→ What to produce: Print all records exactly, leaving nothing out.

====================

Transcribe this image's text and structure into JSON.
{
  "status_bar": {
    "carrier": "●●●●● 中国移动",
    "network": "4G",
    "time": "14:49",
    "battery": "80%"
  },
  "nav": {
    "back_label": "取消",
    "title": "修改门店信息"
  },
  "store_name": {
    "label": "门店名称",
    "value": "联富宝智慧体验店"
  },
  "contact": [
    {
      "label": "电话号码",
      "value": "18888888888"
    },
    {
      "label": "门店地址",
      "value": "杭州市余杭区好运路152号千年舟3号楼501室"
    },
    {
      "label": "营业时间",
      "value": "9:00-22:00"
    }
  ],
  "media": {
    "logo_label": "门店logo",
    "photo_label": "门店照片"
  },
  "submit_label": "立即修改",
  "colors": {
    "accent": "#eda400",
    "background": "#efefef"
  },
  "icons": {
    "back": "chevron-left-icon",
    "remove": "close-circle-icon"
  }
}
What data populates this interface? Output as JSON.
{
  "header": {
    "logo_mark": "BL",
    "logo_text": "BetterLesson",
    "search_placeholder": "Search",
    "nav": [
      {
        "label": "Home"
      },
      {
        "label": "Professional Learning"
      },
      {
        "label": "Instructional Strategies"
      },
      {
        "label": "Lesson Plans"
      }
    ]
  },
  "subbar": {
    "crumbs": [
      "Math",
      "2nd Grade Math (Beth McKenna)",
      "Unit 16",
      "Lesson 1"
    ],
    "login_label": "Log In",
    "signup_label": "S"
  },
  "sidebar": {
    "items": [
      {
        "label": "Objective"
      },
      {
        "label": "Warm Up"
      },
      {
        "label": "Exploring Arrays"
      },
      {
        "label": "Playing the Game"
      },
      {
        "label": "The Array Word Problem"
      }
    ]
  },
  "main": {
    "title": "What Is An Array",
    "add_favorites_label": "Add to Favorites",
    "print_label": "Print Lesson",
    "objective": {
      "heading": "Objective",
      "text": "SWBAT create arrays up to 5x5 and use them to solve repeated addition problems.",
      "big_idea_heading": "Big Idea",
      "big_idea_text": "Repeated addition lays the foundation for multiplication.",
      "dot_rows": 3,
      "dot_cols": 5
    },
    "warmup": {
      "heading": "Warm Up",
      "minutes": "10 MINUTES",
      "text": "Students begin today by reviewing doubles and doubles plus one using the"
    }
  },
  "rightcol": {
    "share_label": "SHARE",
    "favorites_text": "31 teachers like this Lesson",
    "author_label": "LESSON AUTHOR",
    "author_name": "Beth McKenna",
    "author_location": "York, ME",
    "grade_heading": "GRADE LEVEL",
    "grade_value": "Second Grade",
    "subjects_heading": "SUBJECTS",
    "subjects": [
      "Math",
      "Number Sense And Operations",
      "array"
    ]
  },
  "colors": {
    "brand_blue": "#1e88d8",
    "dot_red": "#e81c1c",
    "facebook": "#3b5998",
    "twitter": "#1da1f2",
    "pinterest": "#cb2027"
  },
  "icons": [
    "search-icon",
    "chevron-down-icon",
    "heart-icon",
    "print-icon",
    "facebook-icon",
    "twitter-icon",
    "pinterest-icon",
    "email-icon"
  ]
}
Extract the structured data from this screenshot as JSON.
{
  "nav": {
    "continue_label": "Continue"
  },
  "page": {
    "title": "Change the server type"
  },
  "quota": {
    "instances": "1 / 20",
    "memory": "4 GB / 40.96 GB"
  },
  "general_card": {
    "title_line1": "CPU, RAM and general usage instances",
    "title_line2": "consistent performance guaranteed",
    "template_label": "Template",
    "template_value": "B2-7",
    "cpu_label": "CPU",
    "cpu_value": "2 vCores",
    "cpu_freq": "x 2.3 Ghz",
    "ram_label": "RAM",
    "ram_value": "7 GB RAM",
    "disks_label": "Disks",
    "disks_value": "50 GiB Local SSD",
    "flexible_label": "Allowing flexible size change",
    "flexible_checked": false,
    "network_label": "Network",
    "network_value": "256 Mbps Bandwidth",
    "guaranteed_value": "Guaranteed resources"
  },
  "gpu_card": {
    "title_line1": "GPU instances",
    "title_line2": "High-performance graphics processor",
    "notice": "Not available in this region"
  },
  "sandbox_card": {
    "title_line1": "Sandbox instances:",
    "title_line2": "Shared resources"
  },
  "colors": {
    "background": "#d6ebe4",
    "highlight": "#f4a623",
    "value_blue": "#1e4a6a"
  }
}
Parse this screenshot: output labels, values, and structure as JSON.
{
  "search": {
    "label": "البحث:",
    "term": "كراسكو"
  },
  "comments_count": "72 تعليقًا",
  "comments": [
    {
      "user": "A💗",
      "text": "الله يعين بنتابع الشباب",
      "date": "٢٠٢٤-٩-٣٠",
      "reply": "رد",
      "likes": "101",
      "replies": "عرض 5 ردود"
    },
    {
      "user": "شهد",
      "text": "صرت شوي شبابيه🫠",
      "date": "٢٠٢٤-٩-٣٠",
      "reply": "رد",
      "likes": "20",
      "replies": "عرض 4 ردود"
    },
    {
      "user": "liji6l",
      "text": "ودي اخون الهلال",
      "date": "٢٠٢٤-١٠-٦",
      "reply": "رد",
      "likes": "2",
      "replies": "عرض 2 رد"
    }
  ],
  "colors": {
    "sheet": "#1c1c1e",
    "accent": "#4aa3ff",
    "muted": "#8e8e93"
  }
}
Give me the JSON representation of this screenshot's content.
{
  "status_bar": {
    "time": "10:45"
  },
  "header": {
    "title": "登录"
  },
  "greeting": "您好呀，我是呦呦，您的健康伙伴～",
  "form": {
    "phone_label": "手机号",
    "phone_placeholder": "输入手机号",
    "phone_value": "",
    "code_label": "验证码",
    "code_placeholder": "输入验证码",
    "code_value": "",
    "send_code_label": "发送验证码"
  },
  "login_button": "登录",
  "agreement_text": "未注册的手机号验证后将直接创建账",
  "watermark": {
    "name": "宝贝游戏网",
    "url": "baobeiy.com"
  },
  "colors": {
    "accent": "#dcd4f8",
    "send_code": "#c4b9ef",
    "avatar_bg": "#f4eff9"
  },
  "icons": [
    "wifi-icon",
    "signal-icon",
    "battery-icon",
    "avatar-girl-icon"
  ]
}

====================

→ Task output:
Transcribe this image's text and structure into JSON.
{
  "status_bar": {
    "carrier": "●●●●● 中国移动",
    "network": "4G",
    "time": "14:49",
    "battery": "80%"
  },
  "nav": {
    "back_label": "取消",
    "title": "修改门店信息"
  },
  "store_name": {
    "label": "门店名称",
    "value": "联富宝智慧体验店"
  },
  "contact": [
    {
      "label": "电话号码",
      "value": "18888888888"
    },
    {
      "label": "门店地址",
      "value": "杭州市余杭区好运路152号千年舟3号楼501室"
    },
    {
      "label": "营业时间",
      "value": "9:00-22:00"
    }
  ],
  "media": {
    "logo_label": "门店logo",
    "photo_label": "门店照片"
  },
  "submit_label": "立即修改",
  "colors": {
    "accent": "#eda400",
    "background": "#efefef"
  },
  "icons": {
    "back": "chevron-left-icon",
    "remove": "close-circle-icon"
  }
}
What data populates this interface? Output as JSON.
{
  "header": {
    "logo_mark": "BL",
    "logo_text": "BetterLesson",
    "search_placeholder": "Search",
    "nav": [
      {
        "label": "Home"
      },
      {
        "label": "Professional Learning"
      },
      {
        "label": "Instructional Strategies"
      },
      {
        "label": "Lesson Plans"
      }
    ]
  },
  "subbar": {
    "crumbs": [
      "Math",
      "2nd Grade Math (Beth McKenna)",
      "Unit 16",
      "Lesson 1"
    ],
    "login_label": "Log In",
    "signup_label": "S"
  },
  "sidebar": {
    "items": [
      {
        "label": "Objective"
      },
      {
        "label": "Warm Up"
      },
      {
        "label": "Exploring Arrays"
      },
      {
        "label": "Playing the Game"
      },
      {
        "label": "The Array Word Problem"
      }
    ]
  },
  "main": {
    "title": "What Is An Array",
    "add_favorites_label": "Add to Favorites",
    "print_label": "Print Lesson",
    "objective": {
      "heading": "Objective",
      "text": "SWBAT create arrays up to 5x5 and use them to solve repeated addition problems.",
      "big_idea_heading": "Big Idea",
      "big_idea_text": "Repeated addition lays the foundation for multiplication.",
      "dot_rows": 3,
      "dot_cols": 5
    },
    "warmup": {
      "heading": "Warm Up",
      "minutes": "10 MINUTES",
      "text": "Students begin today by reviewing doubles and doubles plus one using the"
    }
  },
  "rightcol": {
    "share_label": "SHARE",
    "favorites_text": "31 teachers like this Lesson",
    "author_label": "LESSON AUTHOR",
    "author_name": "Beth McKenna",
    "author_location": "York, ME",
    "grade_heading": "GRADE LEVEL",
    "grade_value": "Second Grade",
    "subjects_heading": "SUBJECTS",
    "subjects": [
      "Math",
      "Number Sense And Operations",
      "array"
    ]
  },
  "colors": {
    "brand_blue": "#1e88d8",
    "dot_red": "#e81c1c",
    "facebook": "#3b5998",
    "twitter": "#1da1f2",
    "pinterest": "#cb2027"
  },
  "icons": [
    "search-icon",
    "chevron-down-icon",
    "heart-icon",
    "print-icon",
    "facebook-icon",
    "twitter-icon",
    "pinterest-icon",
    "email-icon"
  ]
}
Extract the structured data from this screenshot as JSON.
{
  "nav": {
    "continue_label": "Continue"
  },
  "page": {
    "title": "Change the server type"
  },
  "quota": {
    "instances": "1 / 20",
    "memory": "4 GB / 40.96 GB"
  },
  "general_card": {
    "title_line1": "CPU, RAM and general usage instances",
    "title_line2": "consistent performance guaranteed",
    "template_label": "Template",
    "template_value": "B2-7",
    "cpu_label": "CPU",
    "cpu_value": "2 vCores",
    "cpu_freq": "x 2.3 Ghz",
    "ram_label": "RAM",
    "ram_value": "7 GB RAM",
    "disks_label": "Disks",
    "disks_value": "50 GiB Local SSD",
    "flexible_label": "Allowing flexible size change",
    "flexible_checked": false,
    "network_label": "Network",
    "network_value": "256 Mbps Bandwidth",
    "guaranteed_value": "Guaranteed resources"
  },
  "gpu_card": {
    "title_line1": "GPU instances",
    "title_line2": "High-performance graphics processor",
    "notice": "Not available in this region"
  },
  "sandbox_card": {
    "title_line1": "Sandbox instances:",
    "title_line2": "Shared resources"
  },
  "colors": {
    "background": "#d6ebe4",
    "highlight": "#f4a623",
    "value_blue": "#1e4a6a"
  }
}
Parse this screenshot: output labels, values, and structure as JSON.
{
  "search": {
    "label": "البحث:",
    "term": "كراسكو"
  },
  "comments_count": "72 تعليقًا",
  "comments": [
    {
      "user": "A💗",
      "text": "الله يعين بنتابع الشباب",
      "date": "٢٠٢٤-٩-٣٠",
      "reply": "رد",
      "likes": "101",
      "replies": "عرض 5 ردود"
    },
    {
      "user": "شهد",
      "text": "صرت شوي شبابيه🫠",
      "date": "٢٠٢٤-٩-٣٠",
      "reply": "رد",
      "likes": "20",
      "replies": "عرض 4 ردود"
    },
    {
      "user": "liji6l",
      "text": "ودي اخون الهلال",
      "date": "٢٠٢٤-١٠-٦",
      "reply": "رد",
      "likes": "2",
      "replies": "عرض 2 رد"
    }
  ],
  "colors": {
    "sheet": "#1c1c1e",
    "accent": "#4aa3ff",
    "muted": "#8e8e93"
  }
}
Give me the JSON representation of this screenshot's content.
{
  "status_bar": {
    "time": "10:45"
  },
  "header": {
    "title": "登录"
  },
  "greeting": "您好呀，我是呦呦，您的健康伙伴～",
  "form": {
    "phone_label": "手机号",
    "phone_placeholder": "输入手机号",
    "phone_value": "",
    "code_label": "验证码",
    "code_placeholder": "输入验证码",
    "code_value": "",
    "send_code_label": "发送验证码"
  },
  "login_button": "登录",
  "agreement_text": "未注册的手机号验证后将直接创建账",
  "watermark": {
    "name": "宝贝游戏网",
    "url": "baobeiy.com"
  },
  "colors": {
    "accent": "#dcd4f8",
    "send_code": "#c4b9ef",
    "avatar_bg": "#f4eff9"
  },
  "icons": [
    "wifi-icon",
    "signal-icon",
    "battery-icon",
    "avatar-girl-icon"
  ]
}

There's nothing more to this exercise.